Without the pictures, return each record as it appears.
** start of Provided entries **
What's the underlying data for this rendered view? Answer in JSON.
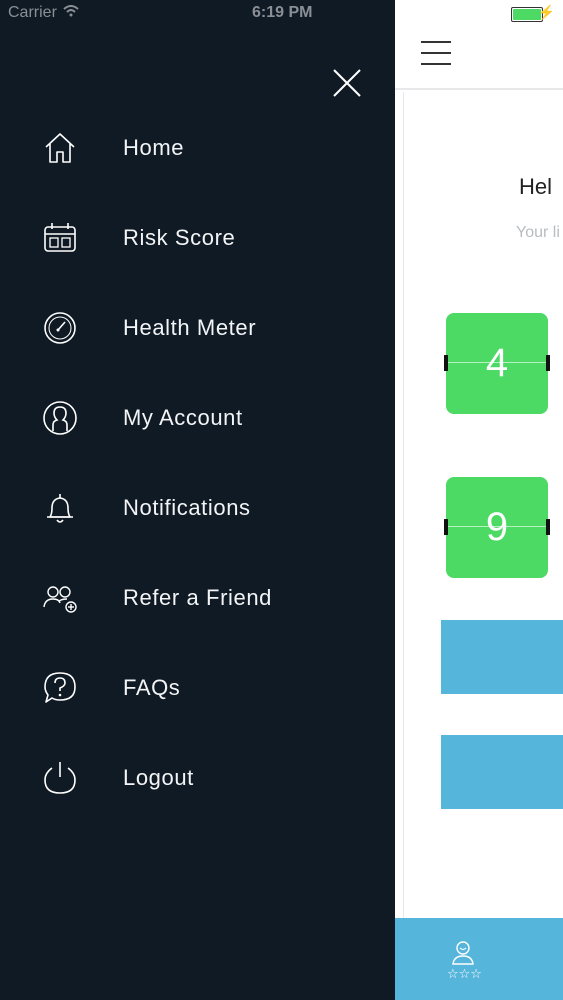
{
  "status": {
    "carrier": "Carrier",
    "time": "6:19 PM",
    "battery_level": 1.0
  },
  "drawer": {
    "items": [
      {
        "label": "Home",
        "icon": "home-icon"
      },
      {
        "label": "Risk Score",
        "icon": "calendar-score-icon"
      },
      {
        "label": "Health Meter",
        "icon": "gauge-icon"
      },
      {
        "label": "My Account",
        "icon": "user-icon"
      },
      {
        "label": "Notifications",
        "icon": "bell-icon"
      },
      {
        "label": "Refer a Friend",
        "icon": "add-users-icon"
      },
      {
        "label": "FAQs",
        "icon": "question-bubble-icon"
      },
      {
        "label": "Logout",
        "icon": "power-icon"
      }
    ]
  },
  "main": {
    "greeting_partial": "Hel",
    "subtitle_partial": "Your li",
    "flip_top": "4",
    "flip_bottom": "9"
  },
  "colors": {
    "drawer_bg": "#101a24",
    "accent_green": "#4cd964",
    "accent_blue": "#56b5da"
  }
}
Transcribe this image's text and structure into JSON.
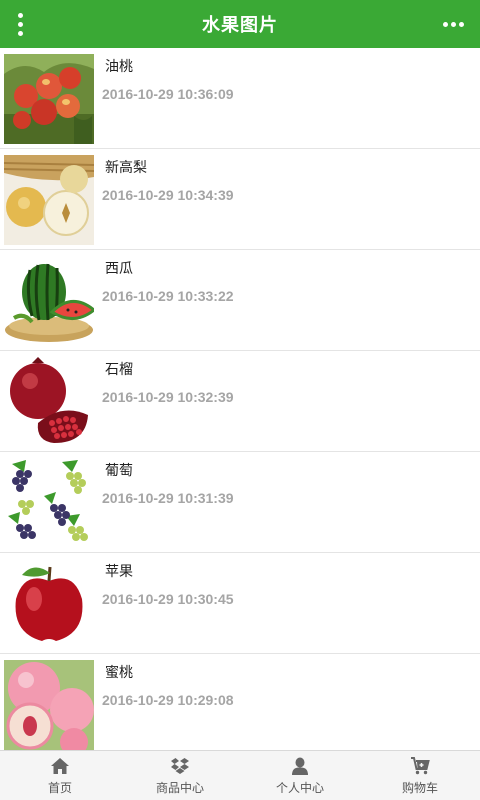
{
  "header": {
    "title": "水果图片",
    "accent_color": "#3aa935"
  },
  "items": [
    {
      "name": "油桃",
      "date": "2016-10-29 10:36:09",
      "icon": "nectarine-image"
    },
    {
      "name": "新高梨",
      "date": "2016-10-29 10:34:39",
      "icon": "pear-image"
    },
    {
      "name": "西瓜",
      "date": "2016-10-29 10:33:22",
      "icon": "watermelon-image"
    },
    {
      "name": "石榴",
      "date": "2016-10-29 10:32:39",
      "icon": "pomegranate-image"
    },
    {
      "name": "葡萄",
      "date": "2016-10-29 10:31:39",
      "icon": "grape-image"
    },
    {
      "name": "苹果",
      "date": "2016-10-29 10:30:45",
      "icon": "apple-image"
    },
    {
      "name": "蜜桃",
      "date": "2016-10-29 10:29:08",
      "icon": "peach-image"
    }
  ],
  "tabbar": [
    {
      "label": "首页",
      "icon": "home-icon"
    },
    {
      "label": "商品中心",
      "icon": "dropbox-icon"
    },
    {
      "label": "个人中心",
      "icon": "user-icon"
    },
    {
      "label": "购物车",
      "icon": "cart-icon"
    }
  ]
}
** end of Provided entries **
> _Answer for the task_:
What's the underlying data for this rendered view? Answer in JSON.
{
  "status": {
    "carrier": "Carrier",
    "time": "6:19 PM",
    "battery_level": 1.0
  },
  "drawer": {
    "items": [
      {
        "label": "Home",
        "icon": "home-icon"
      },
      {
        "label": "Risk Score",
        "icon": "calendar-score-icon"
      },
      {
        "label": "Health Meter",
        "icon": "gauge-icon"
      },
      {
        "label": "My Account",
        "icon": "user-icon"
      },
      {
        "label": "Notifications",
        "icon": "bell-icon"
      },
      {
        "label": "Refer a Friend",
        "icon": "add-users-icon"
      },
      {
        "label": "FAQs",
        "icon": "question-bubble-icon"
      },
      {
        "label": "Logout",
        "icon": "power-icon"
      }
    ]
  },
  "main": {
    "greeting_partial": "Hel",
    "subtitle_partial": "Your li",
    "flip_top": "4",
    "flip_bottom": "9"
  },
  "colors": {
    "drawer_bg": "#101a24",
    "accent_green": "#4cd964",
    "accent_blue": "#56b5da"
  }
}
Transcribe this image's text and structure into JSON.
{
  "header": {
    "title": "水果图片",
    "accent_color": "#3aa935"
  },
  "items": [
    {
      "name": "油桃",
      "date": "2016-10-29 10:36:09",
      "icon": "nectarine-image"
    },
    {
      "name": "新高梨",
      "date": "2016-10-29 10:34:39",
      "icon": "pear-image"
    },
    {
      "name": "西瓜",
      "date": "2016-10-29 10:33:22",
      "icon": "watermelon-image"
    },
    {
      "name": "石榴",
      "date": "2016-10-29 10:32:39",
      "icon": "pomegranate-image"
    },
    {
      "name": "葡萄",
      "date": "2016-10-29 10:31:39",
      "icon": "grape-image"
    },
    {
      "name": "苹果",
      "date": "2016-10-29 10:30:45",
      "icon": "apple-image"
    },
    {
      "name": "蜜桃",
      "date": "2016-10-29 10:29:08",
      "icon": "peach-image"
    }
  ],
  "tabbar": [
    {
      "label": "首页",
      "icon": "home-icon"
    },
    {
      "label": "商品中心",
      "icon": "dropbox-icon"
    },
    {
      "label": "个人中心",
      "icon": "user-icon"
    },
    {
      "label": "购物车",
      "icon": "cart-icon"
    }
  ]
}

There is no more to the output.